- What is required -
Write out each line exactly as given. Leave the pictures out of your copy.

- Records -

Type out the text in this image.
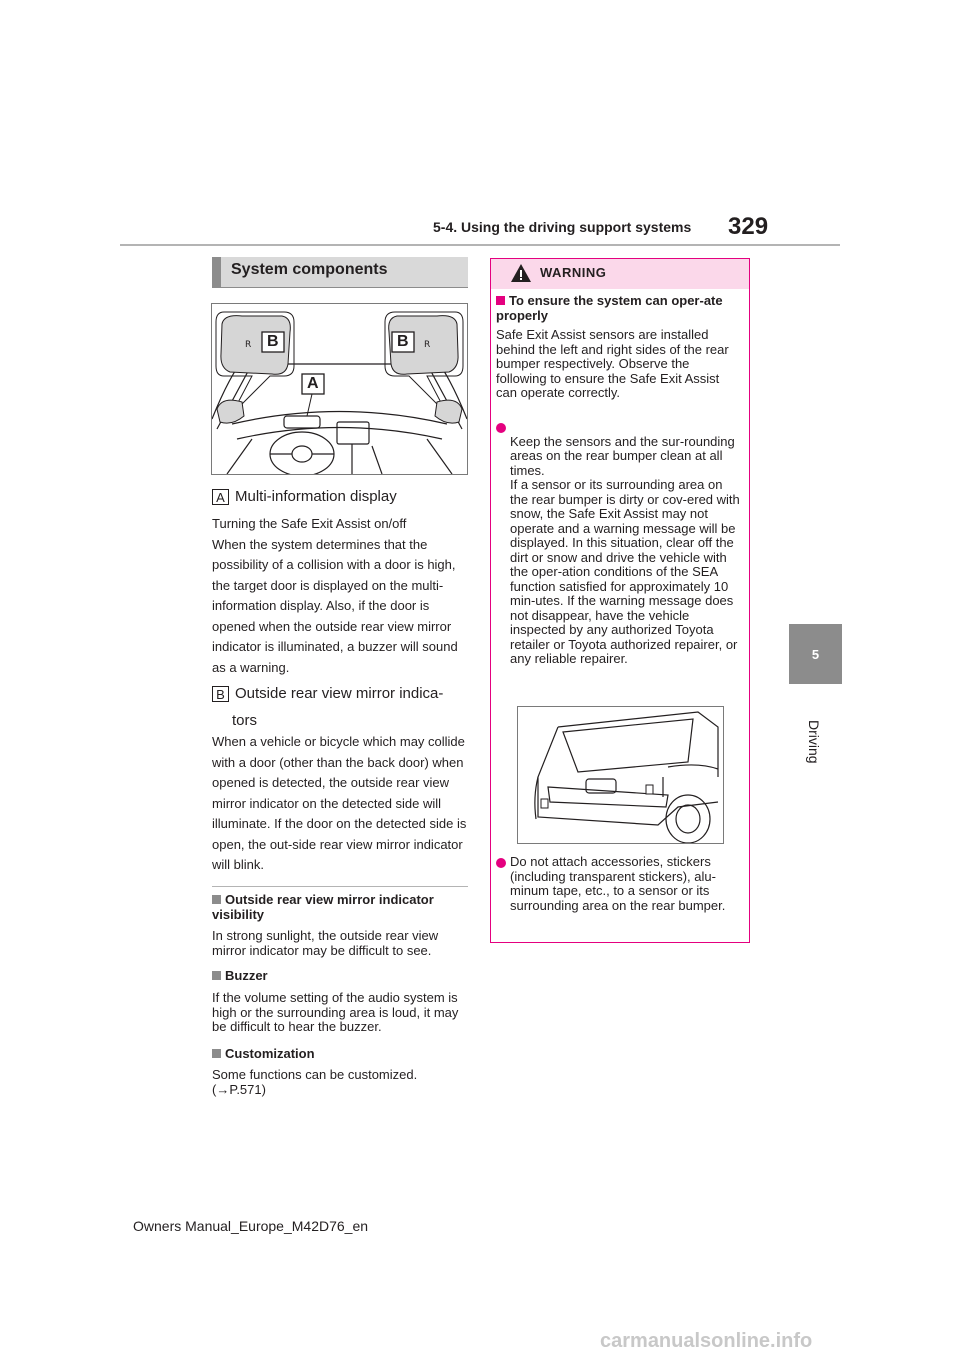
5-4. Using the driving support systems 329
5
Driving
System components
R	R
B	B
A
A Multi-information display
Turning the Safe Exit Assist on/off
When the system determines that the possibility of a collision with a door is high, the target door is displayed on the multi-information display. Also, if the door is opened when the outside rear view mirror indicator is illuminated, a buzzer will sound as a warning.
B Outside rear view mirror indica-
tors
When a vehicle or bicycle which may collide with a door (other than the back door) when opened is detected, the outside rear view mirror indicator on the detected side will illuminate. If the door on the detected side is open, the out-side rear view mirror indicator will blink.
Outside rear view mirror indicator visibility
In strong sunlight, the outside rear view mirror indicator may be difficult to see.
Buzzer
If the volume setting of the audio system is high or the surrounding area is loud, it may be difficult to hear the buzzer.
Customization
Some functions can be customized. (→P.571)
WARNING
To ensure the system can oper-ate properly
Safe Exit Assist sensors are installed behind the left and right sides of the rear bumper respectively. Observe the following to ensure the Safe Exit Assist can operate correctly.

Keep the sensors and the sur-rounding areas on the rear bumper clean at all times.
If a sensor or its surrounding area on the rear bumper is dirty or cov-ered with snow, the Safe Exit Assist may not operate and a warning message will be displayed. In this situation, clear off the dirt or snow and drive the vehicle with the oper-ation conditions of the SEA function satisfied for approximately 10 min-utes. If the warning message does not disappear, have the vehicle inspected by any authorized Toyota retailer or Toyota authorized repairer, or any reliable repairer.

Do not attach accessories, stickers (including transparent stickers), alu-minum tape, etc., to a sensor or its surrounding area on the rear bumper.
Owners Manual_Europe_M42D76_en
carmanualsonline.info
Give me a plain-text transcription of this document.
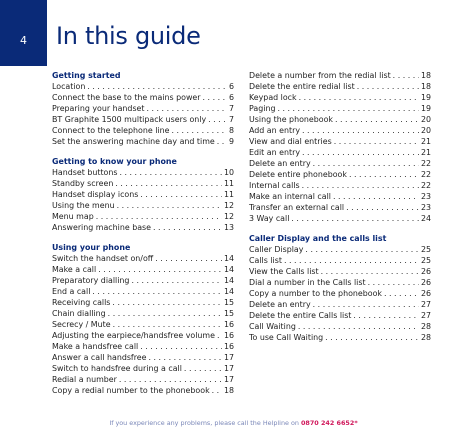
4	In this guide
Getting started
Location . . .	6
Connect the base to the mains power . . .	6
Preparing your handset . . .	7
BT Graphite 1500 multipack users only . . .	7
Connect to the telephone line . . .	8
Set the answering machine day and time . . . 9
Getting to know your phone
Handset buttons . . .	10
Standby screen . . .	11
Handset display icons . . .	11
Using the menu . . .	12
Menu map . . .	12
Answering machine base . . .	13
Using your phone
Switch the handset on/off . . .	14
Make a call . . .	14
Preparatory dialling . . .	14
End a call . . .	14
Receiving calls . . .	15
Chain dialling . . .	15
Secrecy / Mute . . .	16
Adjusting the earpiece/handsfree volume . . . 16
Make a handsfree call . . .	16
Answer a call handsfree . . .	17
Switch to handsfree during a call . . .	17
Redial a number . . .	17
Copy a redial number to the phonebook . . . 18
Delete a number from the redial list . . .	18
Delete the entire redial list . . .	18
Keypad lock . . .	19
Paging . . .	19
Using the phonebook . . .	20
Add an entry . . .	20
View and dial entries . . .	21
Edit an entry . . .	21
Delete an entry . . .	22
Delete entire phonebook . . .	22
Internal calls . . .	22
Make an internal call . . .	23
Transfer an external call . . .	23
3 Way call . . .	24
Caller Display and the calls list
Caller Display . . .	25
Calls list . . .	25
View the Calls list . . .	26
Dial a number in the Calls list . . .	26
Copy a number to the phonebook . . .	26
Delete an entry . . .	27
Delete the entire Calls list . . .	27
Call Waiting . . .	28
To use Call Waiting . . .	28
If you experience any problems, please call the Helpline on 0870 242 6652*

- Answer to the task -
Type out the text in this image.
5-4. Using the driving support systems 329
5
Driving
System components
R	R
B	B
A
A Multi-information display
Turning the Safe Exit Assist on/off
When the system determines that the possibility of a collision with a door is high, the target door is displayed on the multi-information display. Also, if the door is opened when the outside rear view mirror indicator is illuminated, a buzzer will sound as a warning.
B Outside rear view mirror indica-
tors
When a vehicle or bicycle which may collide with a door (other than the back door) when opened is detected, the outside rear view mirror indicator on the detected side will illuminate. If the door on the detected side is open, the out-side rear view mirror indicator will blink.
Outside rear view mirror indicator visibility
In strong sunlight, the outside rear view mirror indicator may be difficult to see.
Buzzer
If the volume setting of the audio system is high or the surrounding area is loud, it may be difficult to hear the buzzer.
Customization
Some functions can be customized. (→P.571)
WARNING
To ensure the system can oper-ate properly
Safe Exit Assist sensors are installed behind the left and right sides of the rear bumper respectively. Observe the following to ensure the Safe Exit Assist can operate correctly.

Keep the sensors and the sur-rounding areas on the rear bumper clean at all times.
If a sensor or its surrounding area on the rear bumper is dirty or cov-ered with snow, the Safe Exit Assist may not operate and a warning message will be displayed. In this situation, clear off the dirt or snow and drive the vehicle with the oper-ation conditions of the SEA function satisfied for approximately 10 min-utes. If the warning message does not disappear, have the vehicle inspected by any authorized Toyota retailer or Toyota authorized repairer, or any reliable repairer.

Do not attach accessories, stickers (including transparent stickers), alu-minum tape, etc., to a sensor or its surrounding area on the rear bumper.
Owners Manual_Europe_M42D76_en
carmanualsonline.info
Give me a plain-text transcription of this document.
4	In this guide
Getting started
Location . . .	6
Connect the base to the mains power . . .	6
Preparing your handset . . .	7
BT Graphite 1500 multipack users only . . .	7
Connect to the telephone line . . .	8
Set the answering machine day and time . . . 9
Getting to know your phone
Handset buttons . . .	10
Standby screen . . .	11
Handset display icons . . .	11
Using the menu . . .	12
Menu map . . .	12
Answering machine base . . .	13
Using your phone
Switch the handset on/off . . .	14
Make a call . . .	14
Preparatory dialling . . .	14
End a call . . .	14
Receiving calls . . .	15
Chain dialling . . .	15
Secrecy / Mute . . .	16
Adjusting the earpiece/handsfree volume . . . 16
Make a handsfree call . . .	16
Answer a call handsfree . . .	17
Switch to handsfree during a call . . .	17
Redial a number . . .	17
Copy a redial number to the phonebook . . . 18
Delete a number from the redial list . . .	18
Delete the entire redial list . . .	18
Keypad lock . . .	19
Paging . . .	19
Using the phonebook . . .	20
Add an entry . . .	20
View and dial entries . . .	21
Edit an entry . . .	21
Delete an entry . . .	22
Delete entire phonebook . . .	22
Internal calls . . .	22
Make an internal call . . .	23
Transfer an external call . . .	23
3 Way call . . .	24
Caller Display and the calls list
Caller Display . . .	25
Calls list . . .	25
View the Calls list . . .	26
Dial a number in the Calls list . . .	26
Copy a number to the phonebook . . .	26
Delete an entry . . .	27
Delete the entire Calls list . . .	27
Call Waiting . . .	28
To use Call Waiting . . .	28
If you experience any problems, please call the Helpline on 0870 242 6652*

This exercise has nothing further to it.